-------- ROWS --------

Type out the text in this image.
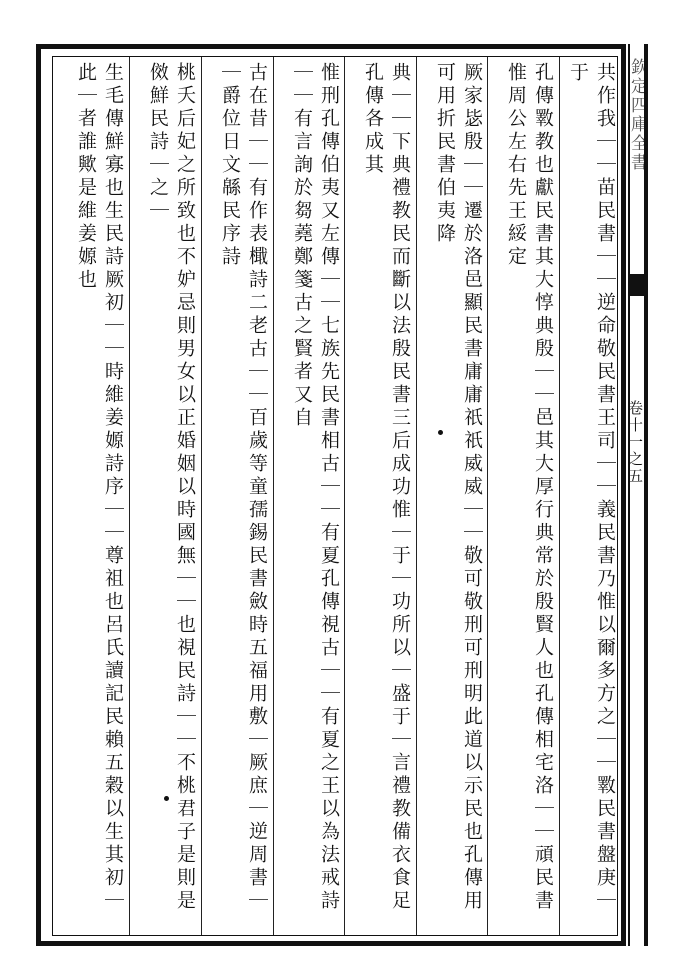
欽定四庫全書
卷十一之五
共作我｜｜苗民書｜｜逆命敬民書王司｜｜義民書乃惟以爾多方之｜｜斁民書盤庚｜于
孔傳斁教也獻民書其大惇典殷｜｜邑其大厚行典常於殷賢人也孔傳相宅洛｜｜頑民書惟周公左右先王綏定
厥家毖殷｜｜遷於洛邑顯民書庸庸祇祇威威｜｜敬可敬刑可刑明此道以示民也孔傳用可用折民書伯夷降
典｜｜下典禮教民而斷以法殷民書三后成功惟｜于｜功所以｜盛于｜言禮教備衣食足孔傳各成其
惟刑孔傳伯夷又左傳｜｜七族先民書相古｜｜有夏孔傳視古｜｜有夏之王以為法戒詩｜｜有言詢於芻蕘鄭箋古之賢者又自
古在昔｜｜有作表檝詩二老古｜｜百歲等童孺錫民書斂時五福用敷｜厥庶｜逆周書｜｜爵位日文緜民序詩
桃夭后妃之所致也不妒忌則男女以正婚姻以時國無｜｜也視民詩｜｜不桃君子是則是傚鮮民詩｜之｜
生毛傳鮮寡也生民詩厥初｜｜時維姜嫄詩序｜｜尊祖也呂氏讀記民賴五穀以生其初｜此｜者誰歟是維姜嫄也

--------

▸ **TASK BRIEF**
All of the entries above should be copied exactly, except for the pictures.

▸ **EXERCISE RESULT**
Type out the text in this image.
欽定四庫全書
卷十一之五
共作我｜｜苗民書｜｜逆命敬民書王司｜｜義民書乃惟以爾多方之｜｜斁民書盤庚｜于
孔傳斁教也獻民書其大惇典殷｜｜邑其大厚行典常於殷賢人也孔傳相宅洛｜｜頑民書惟周公左右先王綏定
厥家毖殷｜｜遷於洛邑顯民書庸庸祇祇威威｜｜敬可敬刑可刑明此道以示民也孔傳用可用折民書伯夷降
典｜｜下典禮教民而斷以法殷民書三后成功惟｜于｜功所以｜盛于｜言禮教備衣食足孔傳各成其
惟刑孔傳伯夷又左傳｜｜七族先民書相古｜｜有夏孔傳視古｜｜有夏之王以為法戒詩｜｜有言詢於芻蕘鄭箋古之賢者又自
古在昔｜｜有作表檝詩二老古｜｜百歲等童孺錫民書斂時五福用敷｜厥庶｜逆周書｜｜爵位日文緜民序詩
桃夭后妃之所致也不妒忌則男女以正婚姻以時國無｜｜也視民詩｜｜不桃君子是則是傚鮮民詩｜之｜
生毛傳鮮寡也生民詩厥初｜｜時維姜嫄詩序｜｜尊祖也呂氏讀記民賴五穀以生其初｜此｜者誰歟是維姜嫄也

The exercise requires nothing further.